▸ Records for the exercise:
______________________________
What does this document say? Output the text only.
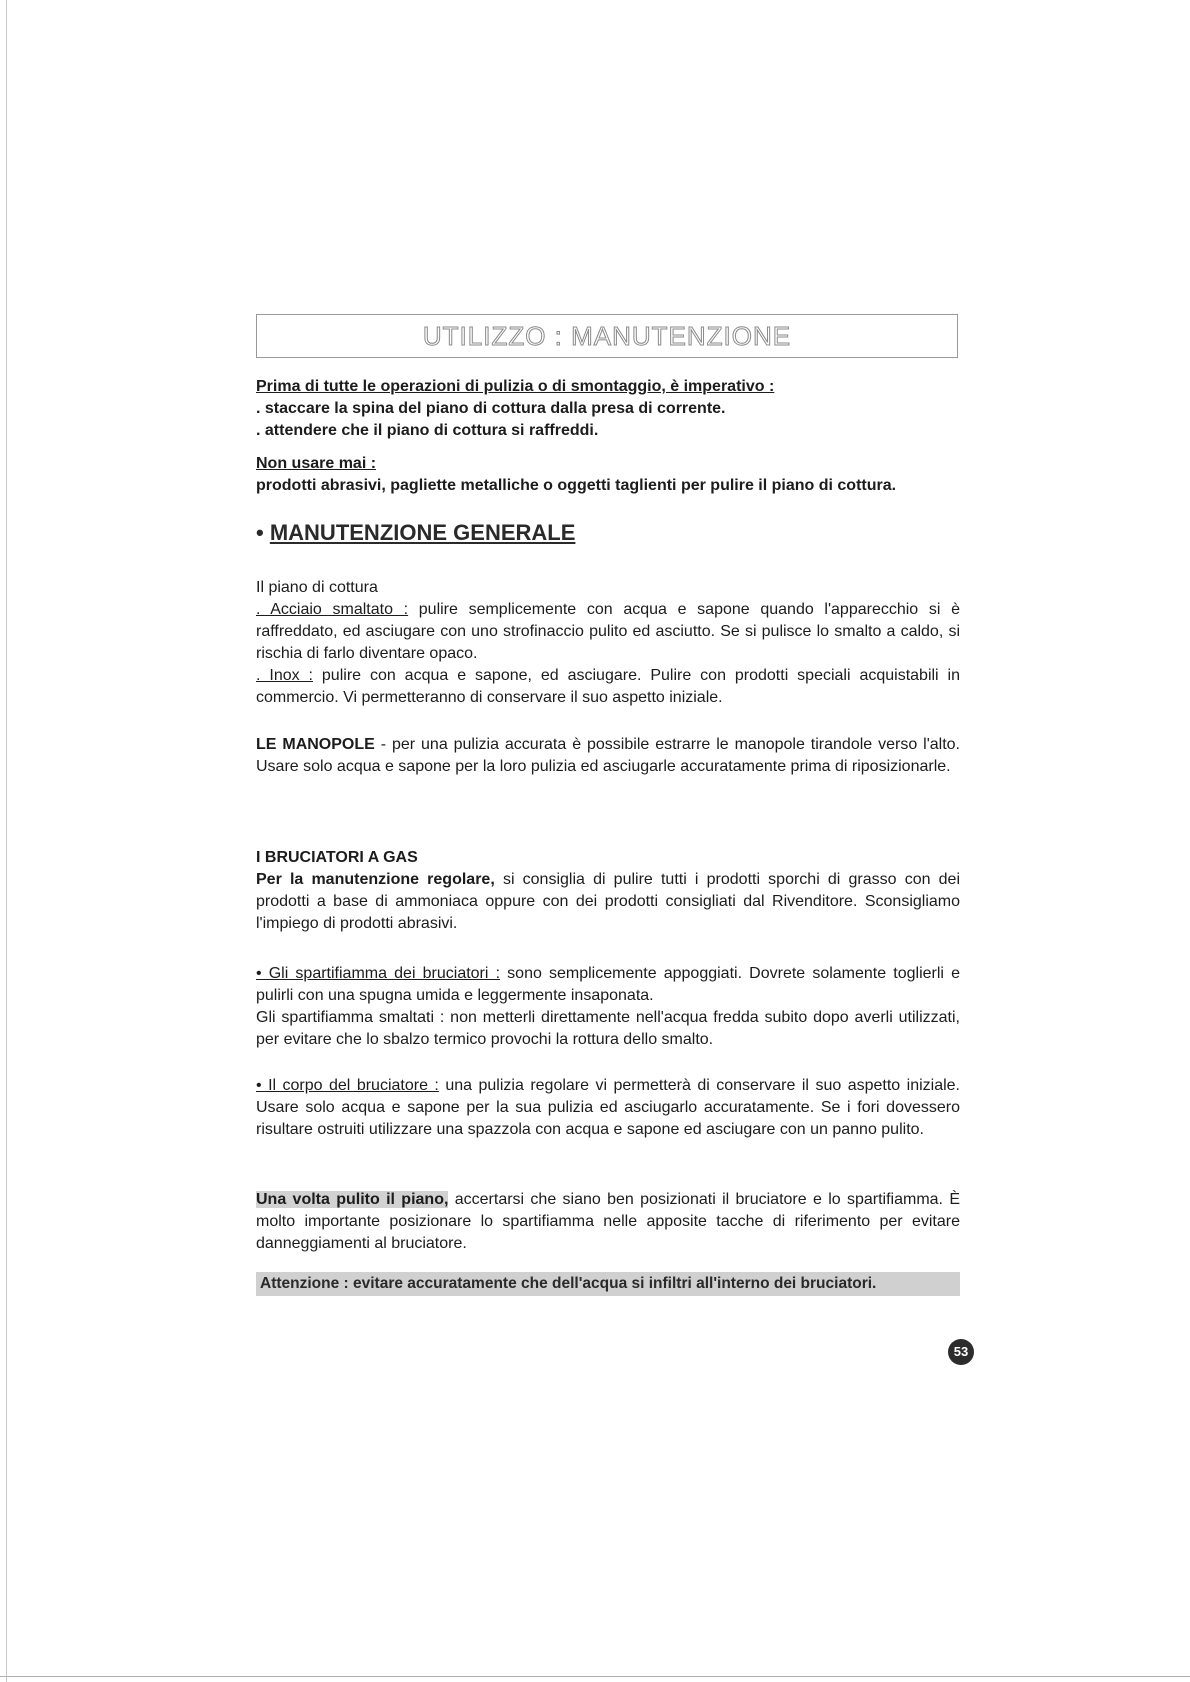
UTILIZZO : MANUTENZIONE

Prima di tutte le operazioni di pulizia o di smontaggio, è imperativo :

. staccare la spina del piano di cottura dalla presa di corrente.

. attendere che il piano di cottura si raffreddi.

Non usare mai :

prodotti abrasivi, pagliette metalliche o oggetti taglienti per pulire il piano di cottura.

• MANUTENZIONE GENERALE

Il piano di cottura

. Acciaio smaltato : pulire semplicemente con acqua e sapone quando l'apparecchio si è raffreddato, ed asciugare con uno strofinaccio pulito ed asciutto. Se si pulisce lo smalto a caldo, si rischia di farlo diventare opaco.

. Inox : pulire con acqua e sapone, ed asciugare. Pulire con prodotti speciali acquistabili in commercio. Vi permetteranno di conservare il suo aspetto iniziale.

LE MANOPOLE - per una pulizia accurata è possibile estrarre le manopole tirandole verso l'alto. Usare solo acqua e sapone per la loro pulizia ed asciugarle accuratamente prima di riposizionarle.

I BRUCIATORI A GAS

Per la manutenzione regolare, si consiglia di pulire tutti i prodotti sporchi di grasso con dei prodotti a base di ammoniaca oppure con dei prodotti consigliati dal Rivenditore. Sconsigliamo l'impiego di prodotti abrasivi.

• Gli spartifiamma dei bruciatori : sono semplicemente appoggiati. Dovrete solamente toglierli e pulirli con una spugna umida e leggermente insaponata.

Gli spartifiamma smaltati : non metterli direttamente nell'acqua fredda subito dopo averli utilizzati, per evitare che lo sbalzo termico provochi la rottura dello smalto.

• Il corpo del bruciatore : una pulizia regolare vi permetterà di conservare il suo aspetto iniziale. Usare solo acqua e sapone per la sua pulizia ed asciugarlo accuratamente. Se i fori dovessero risultare ostruiti utilizzare una spazzola con acqua e sapone ed asciugare con un panno pulito.

Una volta pulito il piano, accertarsi che siano ben posizionati il bruciatore e lo spartifiamma. È molto importante posizionare lo spartifiamma nelle apposite tacche di riferimento per evitare danneggiamenti al bruciatore.

Attenzione : evitare accuratamente che dell'acqua si infiltri all'interno dei bruciatori.
53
______________________________
▸ Instructions to follow: Give only the number of lines in the material above that hold the word "aspetto".

▸ Exercise output: 2